# START OF Excerpt

# hedgehog anointing my hair's scent but..



## KodaBear (Jul 5, 2015)

hi all! today i discovered that my hedgehog, koda, likes to anoint with my hair's scent. i was lying down watching him explore around and he came close to my ear and started licking my hair like crazy. it took a while to untangle him and make sure he didn't eat any of my hair but my concern is that i use head and shoulders shampoo (it has pyrithione zinc). the last time i washed my hair with the shampoo was a day before this post is made (so it's day 2 hair). i'm concerned my hedgie might have gotten some of the chemicals in his mouth or something. my hair doesn't smell like the shampoo at all but i'm worried that there might be residues. what should i do? should i worry or will he be ok?


----------



## Flamepool (Apr 11, 2015)

He should be perfectly fine. When hedgies anoint, they don't really swallow their spit, they just rub it all over themselves. As long as you are washing the soap out of your hair well, he should be fine. The only real way it could hurt him would be if he straight up ate that soap.

# END OF Excerpt
# START OF Material provided

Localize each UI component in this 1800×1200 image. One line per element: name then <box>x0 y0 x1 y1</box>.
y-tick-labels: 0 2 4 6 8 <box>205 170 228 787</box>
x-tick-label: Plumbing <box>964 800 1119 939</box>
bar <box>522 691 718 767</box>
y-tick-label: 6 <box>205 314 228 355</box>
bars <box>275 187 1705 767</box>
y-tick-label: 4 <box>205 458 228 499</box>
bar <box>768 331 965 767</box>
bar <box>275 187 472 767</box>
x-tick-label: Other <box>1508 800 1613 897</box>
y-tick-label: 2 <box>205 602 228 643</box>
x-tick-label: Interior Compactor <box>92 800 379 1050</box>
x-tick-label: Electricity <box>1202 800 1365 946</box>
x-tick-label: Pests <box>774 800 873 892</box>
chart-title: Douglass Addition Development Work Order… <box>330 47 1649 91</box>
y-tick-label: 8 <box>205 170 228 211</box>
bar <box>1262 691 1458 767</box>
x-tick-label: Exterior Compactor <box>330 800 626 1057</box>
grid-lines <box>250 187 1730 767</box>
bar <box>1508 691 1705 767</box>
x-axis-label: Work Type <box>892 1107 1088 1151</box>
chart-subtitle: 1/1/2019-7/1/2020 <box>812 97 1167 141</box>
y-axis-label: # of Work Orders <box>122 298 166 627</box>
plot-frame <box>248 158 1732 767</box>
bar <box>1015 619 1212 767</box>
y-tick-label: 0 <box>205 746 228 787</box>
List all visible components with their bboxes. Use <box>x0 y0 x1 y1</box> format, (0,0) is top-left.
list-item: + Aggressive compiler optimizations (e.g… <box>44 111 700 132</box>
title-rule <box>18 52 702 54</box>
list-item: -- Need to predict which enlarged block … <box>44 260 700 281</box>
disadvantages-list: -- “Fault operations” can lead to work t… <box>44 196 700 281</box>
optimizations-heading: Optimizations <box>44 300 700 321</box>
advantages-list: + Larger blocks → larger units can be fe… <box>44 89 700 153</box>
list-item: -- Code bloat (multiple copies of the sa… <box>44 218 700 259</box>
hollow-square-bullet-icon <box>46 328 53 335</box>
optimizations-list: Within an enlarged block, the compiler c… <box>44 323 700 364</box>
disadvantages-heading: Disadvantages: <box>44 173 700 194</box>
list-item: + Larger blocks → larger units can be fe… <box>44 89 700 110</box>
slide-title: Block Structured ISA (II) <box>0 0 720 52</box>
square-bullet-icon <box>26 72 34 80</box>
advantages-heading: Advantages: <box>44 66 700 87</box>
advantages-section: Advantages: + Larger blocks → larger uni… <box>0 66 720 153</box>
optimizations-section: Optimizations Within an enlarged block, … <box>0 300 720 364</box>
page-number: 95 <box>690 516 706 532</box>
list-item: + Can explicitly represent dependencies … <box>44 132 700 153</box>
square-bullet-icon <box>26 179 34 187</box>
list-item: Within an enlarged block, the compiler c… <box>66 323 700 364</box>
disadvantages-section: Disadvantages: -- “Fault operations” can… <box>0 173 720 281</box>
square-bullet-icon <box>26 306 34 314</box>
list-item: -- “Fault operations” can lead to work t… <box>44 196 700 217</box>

# END OF Material provided

Short problem A — In two sentences, what does the hedgehog anointing thread say?
Short problem B — Which usernames and pet names appear in the hedgehog anointing thread?
Short problem C — Can you copy the part of the hedgehog anointing thread that opens with the words containing "He should be perfectly" and closes with "ate that soap."?

Complete answer A — A hedgehog owner found their hedgehog, Koda, licking and anointing with their hair and worried he might have gotten residue from a Head and Shoulders shampoo containing pyrithione zinc in his mouth. A reply says he should be fine, because hedgehogs rub the spit over themselves rather than swallowing it, and the soap could only really hurt him if he ate it outright.

Complete answer B — KodaBear, Koda, Flamepool

Complete answer C —
He should be perfectly fine. When hedgies anoint, they don't really swallow their spit, they just rub it all over themselves. As long as you are washing the soap out of your hair well, he should be fine. The only real way it could hurt him would be if he straight up ate that soap.